Task instructions
Pull out every line with the word "一切正在发声的物体都在振动" from the entries below.

Data records

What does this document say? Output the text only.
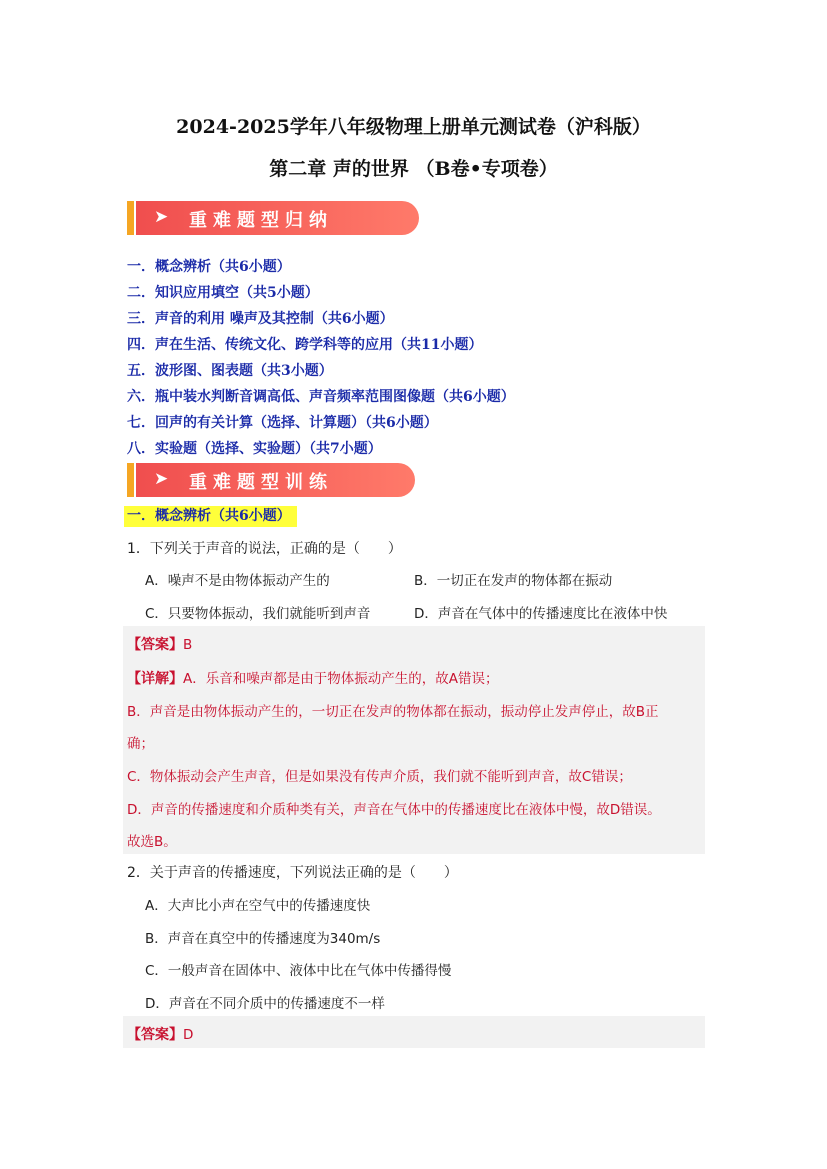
2024-2025学年八年级物理上册单元测试卷（沪科版）
第二章 声的世界 （B卷•专项卷）
➤ 重难题型归纳
一．概念辨析（共6小题）
二．知识应用填空（共5小题）
三．声音的利用 噪声及其控制（共6小题）
四．声在生活、传统文化、跨学科等的应用（共11小题）
五．波形图、图表题（共3小题）
六．瓶中装水判断音调高低、声音频率范围图像题（共6小题）
七．回声的有关计算（选择、计算题）（共6小题）
八．实验题（选择、实验题）（共7小题）
➤ 重难题型训练
一．概念辨析（共6小题）
1．下列关于声音的说法，正确的是（　　）
A．噪声不是由物体振动产生的	B．一切正在发声的物体都在振动
C．只要物体振动，我们就能听到声音	D．声音在气体中的传播速度比在液体中快
【答案】B
【详解】A．乐音和噪声都是由于物体振动产生的，故A错误；
B．声音是由物体振动产生的，一切正在发声的物体都在振动，振动停止发声停止，故B正
确；
C．物体振动会产生声音，但是如果没有传声介质，我们就不能听到声音，故C错误；
D．声音的传播速度和介质种类有关，声音在气体中的传播速度比在液体中慢，故D错误。
故选B。
2．关于声音的传播速度，下列说法正确的是（　　）
A．大声比小声在空气中的传播速度快
B．声音在真空中的传播速度为340m/s
C．一般声音在固体中、液体中比在气体中传播得慢
D．声音在不同介质中的传播速度不一样
【答案】D
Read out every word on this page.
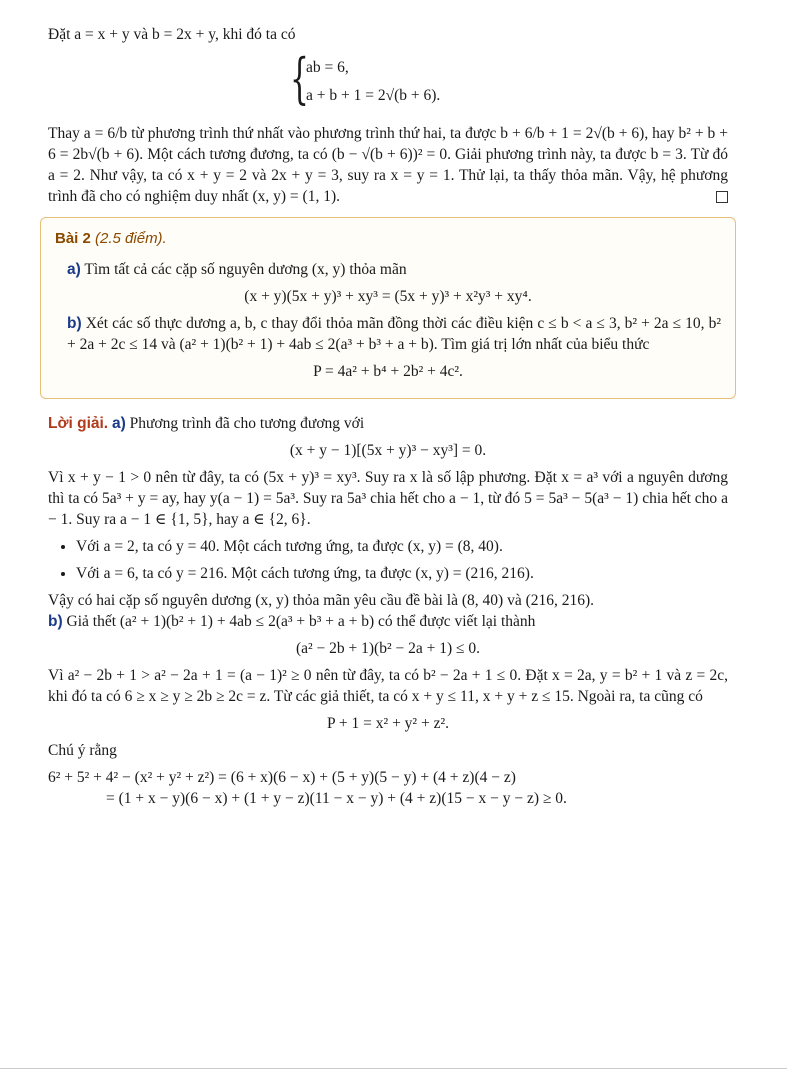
Đặt a = x + y và b = 2x + y, khi đó ta có

{
ab = 6,
a + b + 1 = 2√(b + 6).

Thay a = 6/b từ phương trình thứ nhất vào phương trình thứ hai, ta được b + 6/b + 1 = 2√(b + 6), hay b² + b + 6 = 2b√(b + 6). Một cách tương đương, ta có (b − √(b + 6))² = 0. Giải phương trình này, ta được b = 3. Từ đó a = 2. Như vậy, ta có x + y = 2 và 2x + y = 3, suy ra x = y = 1. Thử lại, ta thấy thỏa mãn. Vậy, hệ phương trình đã cho có nghiệm duy nhất (x, y) = (1, 1).

Bài 2 (2.5 điểm).

a) Tìm tất cả các cặp số nguyên dương (x, y) thỏa mãn

(x + y)(5x + y)³ + xy³ = (5x + y)³ + x²y³ + xy⁴.

b) Xét các số thực dương a, b, c thay đổi thỏa mãn đồng thời các điều kiện c ≤ b < a ≤ 3, b² + 2a ≤ 10, b² + 2a + 2c ≤ 14 và (a² + 1)(b² + 1) + 4ab ≤ 2(a³ + b³ + a + b). Tìm giá trị lớn nhất của biểu thức

P = 4a² + b⁴ + 2b² + 4c².

Lời giải. a) Phương trình đã cho tương đương với

(x + y − 1)[(5x + y)³ − xy³] = 0.

Vì x + y − 1 > 0 nên từ đây, ta có (5x + y)³ = xy³. Suy ra x là số lập phương. Đặt x = a³ với a nguyên dương thì ta có 5a³ + y = ay, hay y(a − 1) = 5a³. Suy ra 5a³ chia hết cho a − 1, từ đó 5 = 5a³ − 5(a³ − 1) chia hết cho a − 1. Suy ra a − 1 ∈ {1, 5}, hay a ∈ {2, 6}.

• Với a = 2, ta có y = 40. Một cách tương ứng, ta được (x, y) = (8, 40).
• Với a = 6, ta có y = 216. Một cách tương ứng, ta được (x, y) = (216, 216).

Vậy có hai cặp số nguyên dương (x, y) thỏa mãn yêu cầu đề bài là (8, 40) và (216, 216).

b) Giả thết (a² + 1)(b² + 1) + 4ab ≤ 2(a³ + b³ + a + b) có thể được viết lại thành

(a² − 2b + 1)(b² − 2a + 1) ≤ 0.

Vì a² − 2b + 1 > a² − 2a + 1 = (a − 1)² ≥ 0 nên từ đây, ta có b² − 2a + 1 ≤ 0. Đặt x = 2a, y = b² + 1 và z = 2c, khi đó ta có 6 ≥ x ≥ y ≥ 2b ≥ 2c = z. Từ các giả thiết, ta có x + y ≤ 11, x + y + z ≤ 15. Ngoài ra, ta cũng có

P + 1 = x² + y² + z².

Chú ý rằng

6² + 5² + 4² − (x² + y² + z²) = (6 + x)(6 − x) + (5 + y)(5 − y) + (4 + z)(4 − z)

= (1 + x − y)(6 − x) + (1 + y − z)(11 − x − y) + (4 + z)(15 − x − y − z) ≥ 0.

Written answer
A．噪声不是由物体振动产生的	B．一切正在发声的物体都在振动
B．声音是由物体振动产生的，一切正在发声的物体都在振动，振动停止发声停止，故B正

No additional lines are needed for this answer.